EXTRACTED DATA ->

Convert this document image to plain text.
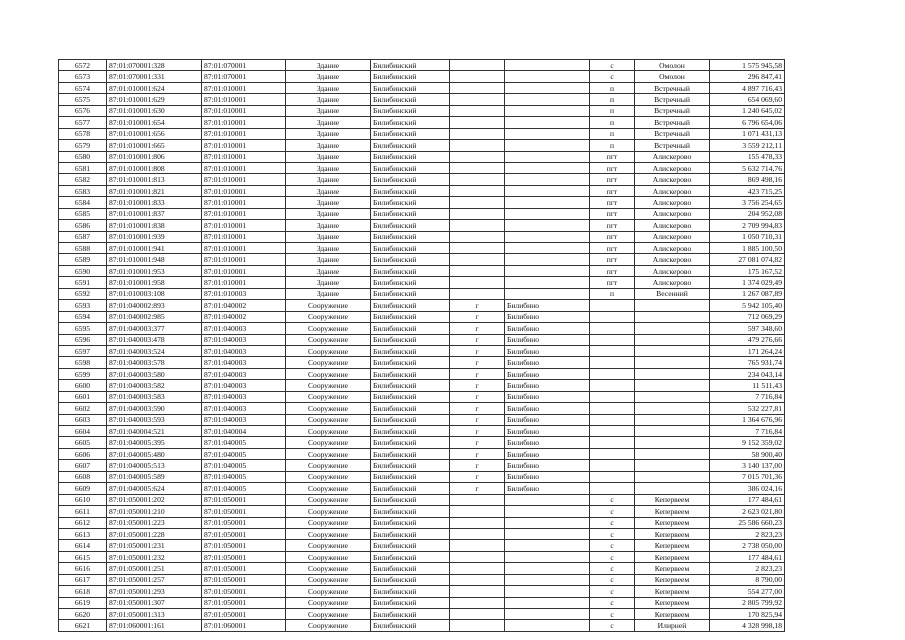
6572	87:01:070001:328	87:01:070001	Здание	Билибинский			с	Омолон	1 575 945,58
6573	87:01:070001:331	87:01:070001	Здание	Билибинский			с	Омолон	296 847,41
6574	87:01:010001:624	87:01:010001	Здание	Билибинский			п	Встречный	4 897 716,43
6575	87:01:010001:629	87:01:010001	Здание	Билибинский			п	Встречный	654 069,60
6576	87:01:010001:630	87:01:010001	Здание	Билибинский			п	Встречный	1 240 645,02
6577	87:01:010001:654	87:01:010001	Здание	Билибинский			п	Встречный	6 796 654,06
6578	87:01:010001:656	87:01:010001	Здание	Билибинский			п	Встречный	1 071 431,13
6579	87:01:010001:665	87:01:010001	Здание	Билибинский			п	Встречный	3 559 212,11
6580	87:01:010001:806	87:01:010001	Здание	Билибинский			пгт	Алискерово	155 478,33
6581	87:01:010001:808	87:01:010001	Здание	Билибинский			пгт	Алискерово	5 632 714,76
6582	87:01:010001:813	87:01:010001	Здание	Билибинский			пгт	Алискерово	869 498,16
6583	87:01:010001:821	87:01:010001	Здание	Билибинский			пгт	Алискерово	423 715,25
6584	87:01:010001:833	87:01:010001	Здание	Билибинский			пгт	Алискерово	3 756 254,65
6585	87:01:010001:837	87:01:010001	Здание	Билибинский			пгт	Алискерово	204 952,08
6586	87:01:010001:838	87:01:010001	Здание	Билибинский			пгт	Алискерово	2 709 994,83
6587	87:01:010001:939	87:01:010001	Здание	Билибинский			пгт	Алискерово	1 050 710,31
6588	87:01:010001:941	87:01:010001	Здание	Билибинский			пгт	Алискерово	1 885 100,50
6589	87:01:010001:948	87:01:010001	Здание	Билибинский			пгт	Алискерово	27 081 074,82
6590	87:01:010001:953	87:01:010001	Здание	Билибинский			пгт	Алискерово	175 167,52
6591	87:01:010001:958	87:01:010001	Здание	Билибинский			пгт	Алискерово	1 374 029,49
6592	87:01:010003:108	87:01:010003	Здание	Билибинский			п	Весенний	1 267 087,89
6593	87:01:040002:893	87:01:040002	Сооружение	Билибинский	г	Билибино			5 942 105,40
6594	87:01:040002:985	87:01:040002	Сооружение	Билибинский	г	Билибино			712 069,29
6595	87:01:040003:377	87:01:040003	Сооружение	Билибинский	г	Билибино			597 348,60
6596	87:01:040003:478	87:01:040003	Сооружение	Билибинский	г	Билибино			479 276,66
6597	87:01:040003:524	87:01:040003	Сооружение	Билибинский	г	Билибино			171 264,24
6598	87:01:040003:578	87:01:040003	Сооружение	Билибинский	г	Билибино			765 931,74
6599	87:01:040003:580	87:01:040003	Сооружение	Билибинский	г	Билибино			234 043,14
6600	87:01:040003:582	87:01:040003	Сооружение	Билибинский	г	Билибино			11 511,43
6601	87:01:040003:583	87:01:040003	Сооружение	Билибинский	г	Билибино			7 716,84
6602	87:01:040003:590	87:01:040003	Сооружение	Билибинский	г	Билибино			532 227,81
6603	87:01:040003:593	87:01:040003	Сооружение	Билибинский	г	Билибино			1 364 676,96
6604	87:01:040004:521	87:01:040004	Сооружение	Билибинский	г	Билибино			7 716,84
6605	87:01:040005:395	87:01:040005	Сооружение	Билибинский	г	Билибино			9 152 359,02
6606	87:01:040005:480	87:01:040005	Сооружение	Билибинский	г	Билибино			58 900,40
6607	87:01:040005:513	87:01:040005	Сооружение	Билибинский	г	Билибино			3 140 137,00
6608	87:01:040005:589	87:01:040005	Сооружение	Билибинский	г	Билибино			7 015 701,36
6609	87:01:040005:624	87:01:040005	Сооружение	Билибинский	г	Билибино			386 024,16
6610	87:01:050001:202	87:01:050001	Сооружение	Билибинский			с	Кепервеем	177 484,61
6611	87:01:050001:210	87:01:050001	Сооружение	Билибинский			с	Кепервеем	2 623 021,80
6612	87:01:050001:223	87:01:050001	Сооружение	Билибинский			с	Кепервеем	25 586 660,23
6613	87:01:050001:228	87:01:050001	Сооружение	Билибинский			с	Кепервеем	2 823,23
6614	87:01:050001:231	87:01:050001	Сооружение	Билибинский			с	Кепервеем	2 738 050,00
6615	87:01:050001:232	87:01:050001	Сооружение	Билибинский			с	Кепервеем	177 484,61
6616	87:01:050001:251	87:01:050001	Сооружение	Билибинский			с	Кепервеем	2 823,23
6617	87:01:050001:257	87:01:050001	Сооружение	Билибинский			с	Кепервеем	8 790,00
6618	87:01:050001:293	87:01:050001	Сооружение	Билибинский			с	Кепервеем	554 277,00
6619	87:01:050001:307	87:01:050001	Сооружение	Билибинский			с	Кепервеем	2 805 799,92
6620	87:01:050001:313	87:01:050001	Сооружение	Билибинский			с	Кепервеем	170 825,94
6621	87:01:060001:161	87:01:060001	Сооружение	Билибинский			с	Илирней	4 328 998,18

--

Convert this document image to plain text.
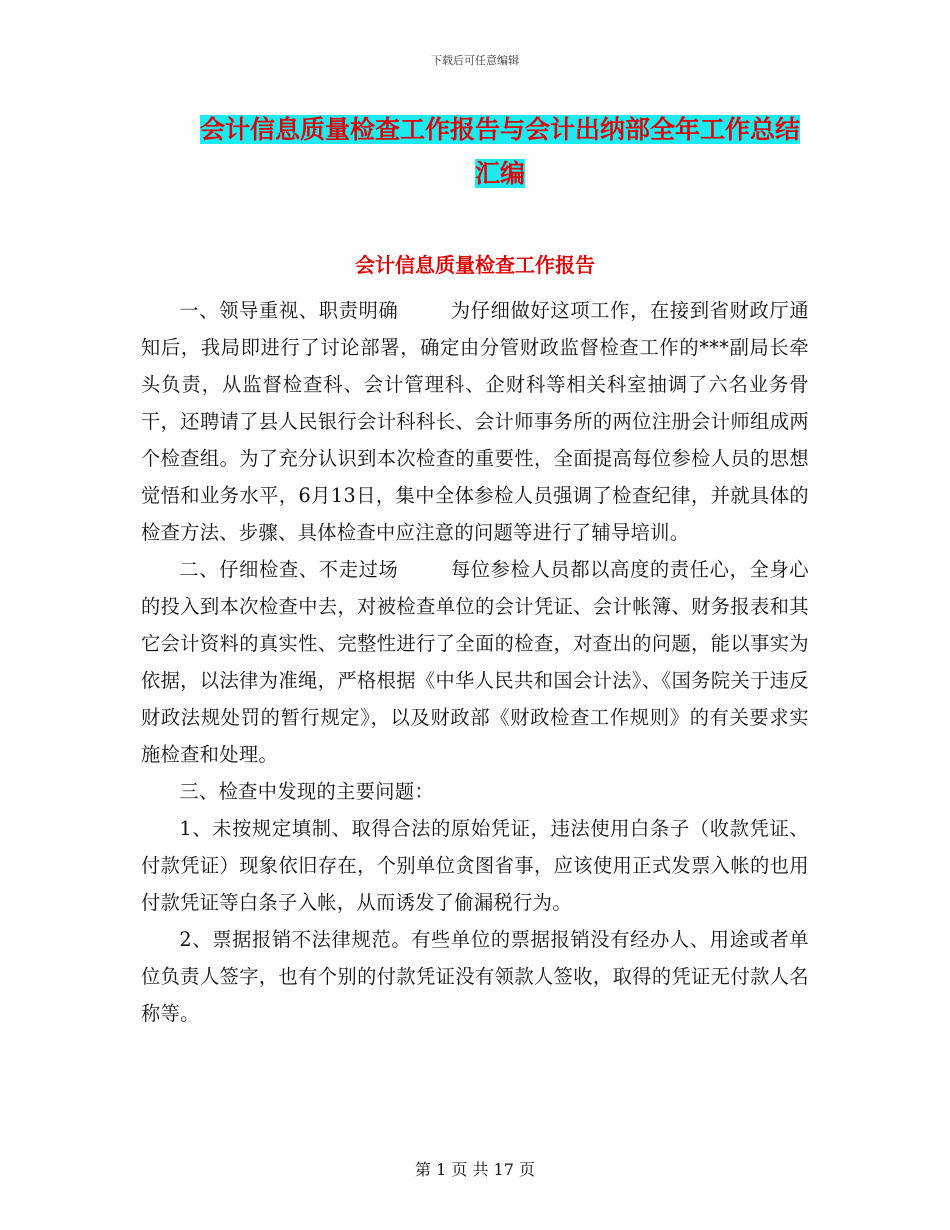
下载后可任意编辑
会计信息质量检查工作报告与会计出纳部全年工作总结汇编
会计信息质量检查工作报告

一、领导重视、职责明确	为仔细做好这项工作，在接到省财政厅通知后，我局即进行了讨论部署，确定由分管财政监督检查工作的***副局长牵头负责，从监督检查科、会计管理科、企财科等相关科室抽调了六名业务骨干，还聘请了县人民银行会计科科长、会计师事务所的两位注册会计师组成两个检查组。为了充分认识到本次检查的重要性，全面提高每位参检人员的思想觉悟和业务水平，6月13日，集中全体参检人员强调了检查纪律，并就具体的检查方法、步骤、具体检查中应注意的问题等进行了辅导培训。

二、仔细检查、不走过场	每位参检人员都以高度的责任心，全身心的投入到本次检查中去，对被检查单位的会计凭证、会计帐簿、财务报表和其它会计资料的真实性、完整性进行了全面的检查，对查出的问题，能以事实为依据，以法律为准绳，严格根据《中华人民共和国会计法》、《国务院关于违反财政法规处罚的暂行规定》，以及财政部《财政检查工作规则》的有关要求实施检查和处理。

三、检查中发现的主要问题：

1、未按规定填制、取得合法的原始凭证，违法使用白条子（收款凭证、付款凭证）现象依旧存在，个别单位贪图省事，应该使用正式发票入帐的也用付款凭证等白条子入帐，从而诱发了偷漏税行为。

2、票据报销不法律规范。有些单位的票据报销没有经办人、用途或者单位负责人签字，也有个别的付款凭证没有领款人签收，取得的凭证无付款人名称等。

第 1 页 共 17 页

...

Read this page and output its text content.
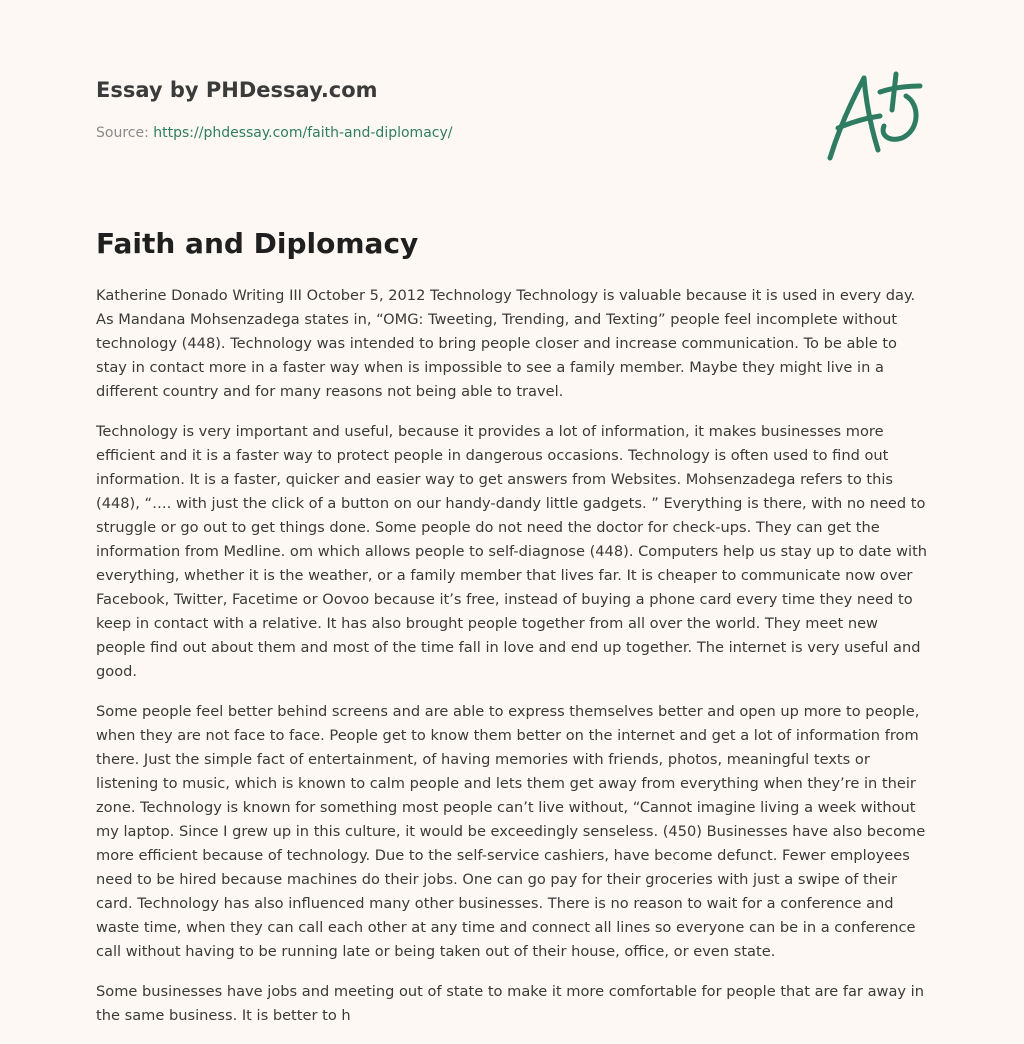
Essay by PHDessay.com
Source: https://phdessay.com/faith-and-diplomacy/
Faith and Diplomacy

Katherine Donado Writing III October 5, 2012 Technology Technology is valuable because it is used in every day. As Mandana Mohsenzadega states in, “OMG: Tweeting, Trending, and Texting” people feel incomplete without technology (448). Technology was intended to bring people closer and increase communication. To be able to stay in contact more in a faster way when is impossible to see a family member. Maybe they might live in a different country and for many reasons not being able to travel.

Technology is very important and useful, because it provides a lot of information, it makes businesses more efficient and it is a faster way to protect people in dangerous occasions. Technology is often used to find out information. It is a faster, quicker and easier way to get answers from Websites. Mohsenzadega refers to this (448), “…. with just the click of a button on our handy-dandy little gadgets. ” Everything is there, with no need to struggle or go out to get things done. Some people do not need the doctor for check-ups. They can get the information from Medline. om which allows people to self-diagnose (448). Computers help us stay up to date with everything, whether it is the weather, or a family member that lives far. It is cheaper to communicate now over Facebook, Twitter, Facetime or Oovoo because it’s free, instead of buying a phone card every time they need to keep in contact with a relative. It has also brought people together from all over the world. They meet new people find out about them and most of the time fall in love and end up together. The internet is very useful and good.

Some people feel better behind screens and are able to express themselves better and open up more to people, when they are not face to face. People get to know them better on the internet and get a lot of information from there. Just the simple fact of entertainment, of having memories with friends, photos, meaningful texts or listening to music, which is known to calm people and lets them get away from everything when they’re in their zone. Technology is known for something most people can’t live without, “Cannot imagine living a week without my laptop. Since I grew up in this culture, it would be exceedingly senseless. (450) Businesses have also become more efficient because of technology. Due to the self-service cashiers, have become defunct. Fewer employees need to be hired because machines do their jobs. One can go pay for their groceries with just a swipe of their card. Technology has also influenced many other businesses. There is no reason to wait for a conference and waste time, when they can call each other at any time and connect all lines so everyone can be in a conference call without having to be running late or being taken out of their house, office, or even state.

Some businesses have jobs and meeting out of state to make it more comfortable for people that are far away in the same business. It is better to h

WHAT THE TASK ASKS ->
In the entries above, count each line holding "away" and report the total and nothing more.

SOLUTION FOR THIS PROBLEM ->
2